§ Exercise directions
Quote all entries exactly, leaving pictures aside.

§ Data lines
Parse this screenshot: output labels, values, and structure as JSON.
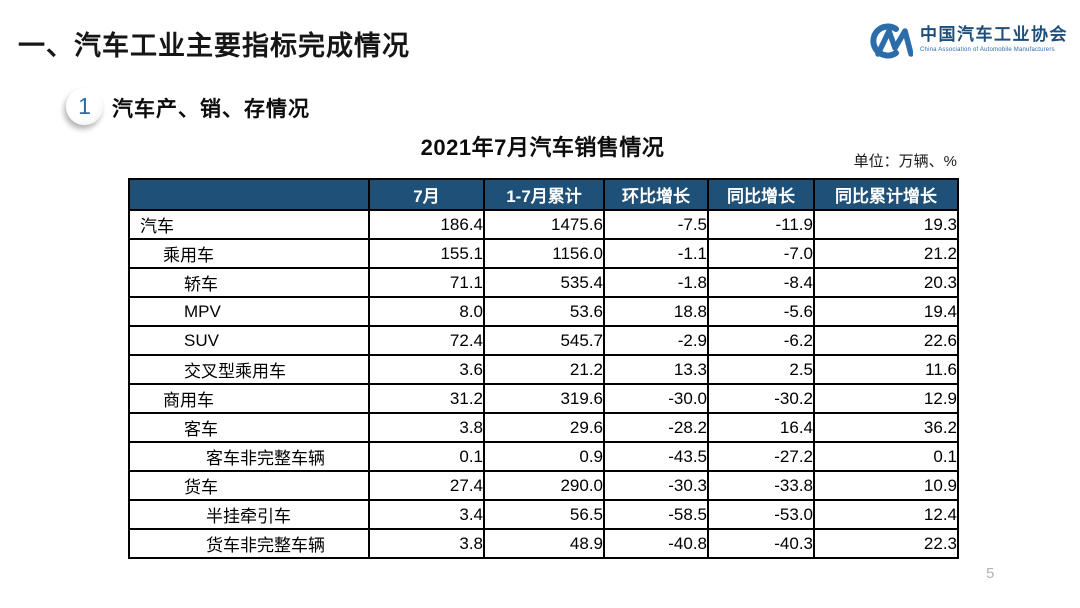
{
  "page": {
    "title": "一、汽车工业主要指标完成情况",
    "page_number": "5"
  },
  "logo": {
    "mark": "CM",
    "name_cn": "中国汽车工业协会",
    "name_en": "China Association of Automobile Manufacturers"
  },
  "section": {
    "number": "1",
    "title": "汽车产、销、存情况"
  },
  "table": {
    "title": "2021年7月汽车销售情况",
    "unit_label": "单位：万辆、%",
    "columns": [
      "",
      "7月",
      "1-7月累计",
      "环比增长",
      "同比增长",
      "同比累计增长"
    ],
    "rows": [
      {
        "label": "汽车",
        "indent": 0,
        "style": "blue",
        "values": [
          "186.4",
          "1475.6",
          "-7.5",
          "-11.9",
          "19.3"
        ]
      },
      {
        "label": "乘用车",
        "indent": 1,
        "style": "gray",
        "values": [
          "155.1",
          "1156.0",
          "-1.1",
          "-7.0",
          "21.2"
        ]
      },
      {
        "label": "轿车",
        "indent": 2,
        "style": "white",
        "values": [
          "71.1",
          "535.4",
          "-1.8",
          "-8.4",
          "20.3"
        ]
      },
      {
        "label": "MPV",
        "indent": 2,
        "style": "white",
        "values": [
          "8.0",
          "53.6",
          "18.8",
          "-5.6",
          "19.4"
        ]
      },
      {
        "label": "SUV",
        "indent": 2,
        "style": "white",
        "values": [
          "72.4",
          "545.7",
          "-2.9",
          "-6.2",
          "22.6"
        ]
      },
      {
        "label": "交叉型乘用车",
        "indent": 2,
        "style": "white",
        "values": [
          "3.6",
          "21.2",
          "13.3",
          "2.5",
          "11.6"
        ]
      },
      {
        "label": "商用车",
        "indent": 1,
        "style": "gray",
        "values": [
          "31.2",
          "319.6",
          "-30.0",
          "-30.2",
          "12.9"
        ]
      },
      {
        "label": "客车",
        "indent": 2,
        "style": "white",
        "values": [
          "3.8",
          "29.6",
          "-28.2",
          "16.4",
          "36.2"
        ]
      },
      {
        "label": "客车非完整车辆",
        "indent": 3,
        "style": "white",
        "values": [
          "0.1",
          "0.9",
          "-43.5",
          "-27.2",
          "0.1"
        ]
      },
      {
        "label": "货车",
        "indent": 2,
        "style": "white",
        "values": [
          "27.4",
          "290.0",
          "-30.3",
          "-33.8",
          "10.9"
        ]
      },
      {
        "label": "半挂牵引车",
        "indent": 3,
        "style": "white",
        "values": [
          "3.4",
          "56.5",
          "-58.5",
          "-53.0",
          "12.4"
        ]
      },
      {
        "label": "货车非完整车辆",
        "indent": 3,
        "style": "white",
        "values": [
          "3.8",
          "48.9",
          "-40.8",
          "-40.3",
          "22.3"
        ]
      }
    ]
  },
  "colors": {
    "header_bg": "#1F5078",
    "row_blue": "#BDD7EE",
    "row_gray": "#D9D9D9",
    "logo_blue": "#2B6CA9",
    "logo_dark_blue": "#1F4E79"
  }
}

§ Result for this task
Parse this screenshot: output labels, values, and structure as JSON.
{
  "page": {
    "title": "一、汽车工业主要指标完成情况",
    "page_number": "5"
  },
  "logo": {
    "mark": "CM",
    "name_cn": "中国汽车工业协会",
    "name_en": "China Association of Automobile Manufacturers"
  },
  "section": {
    "number": "1",
    "title": "汽车产、销、存情况"
  },
  "table": {
    "title": "2021年7月汽车销售情况",
    "unit_label": "单位：万辆、%",
    "columns": [
      "",
      "7月",
      "1-7月累计",
      "环比增长",
      "同比增长",
      "同比累计增长"
    ],
    "rows": [
      {
        "label": "汽车",
        "indent": 0,
        "style": "blue",
        "values": [
          "186.4",
          "1475.6",
          "-7.5",
          "-11.9",
          "19.3"
        ]
      },
      {
        "label": "乘用车",
        "indent": 1,
        "style": "gray",
        "values": [
          "155.1",
          "1156.0",
          "-1.1",
          "-7.0",
          "21.2"
        ]
      },
      {
        "label": "轿车",
        "indent": 2,
        "style": "white",
        "values": [
          "71.1",
          "535.4",
          "-1.8",
          "-8.4",
          "20.3"
        ]
      },
      {
        "label": "MPV",
        "indent": 2,
        "style": "white",
        "values": [
          "8.0",
          "53.6",
          "18.8",
          "-5.6",
          "19.4"
        ]
      },
      {
        "label": "SUV",
        "indent": 2,
        "style": "white",
        "values": [
          "72.4",
          "545.7",
          "-2.9",
          "-6.2",
          "22.6"
        ]
      },
      {
        "label": "交叉型乘用车",
        "indent": 2,
        "style": "white",
        "values": [
          "3.6",
          "21.2",
          "13.3",
          "2.5",
          "11.6"
        ]
      },
      {
        "label": "商用车",
        "indent": 1,
        "style": "gray",
        "values": [
          "31.2",
          "319.6",
          "-30.0",
          "-30.2",
          "12.9"
        ]
      },
      {
        "label": "客车",
        "indent": 2,
        "style": "white",
        "values": [
          "3.8",
          "29.6",
          "-28.2",
          "16.4",
          "36.2"
        ]
      },
      {
        "label": "客车非完整车辆",
        "indent": 3,
        "style": "white",
        "values": [
          "0.1",
          "0.9",
          "-43.5",
          "-27.2",
          "0.1"
        ]
      },
      {
        "label": "货车",
        "indent": 2,
        "style": "white",
        "values": [
          "27.4",
          "290.0",
          "-30.3",
          "-33.8",
          "10.9"
        ]
      },
      {
        "label": "半挂牵引车",
        "indent": 3,
        "style": "white",
        "values": [
          "3.4",
          "56.5",
          "-58.5",
          "-53.0",
          "12.4"
        ]
      },
      {
        "label": "货车非完整车辆",
        "indent": 3,
        "style": "white",
        "values": [
          "3.8",
          "48.9",
          "-40.8",
          "-40.3",
          "22.3"
        ]
      }
    ]
  },
  "colors": {
    "header_bg": "#1F5078",
    "row_blue": "#BDD7EE",
    "row_gray": "#D9D9D9",
    "logo_blue": "#2B6CA9",
    "logo_dark_blue": "#1F4E79"
  }
}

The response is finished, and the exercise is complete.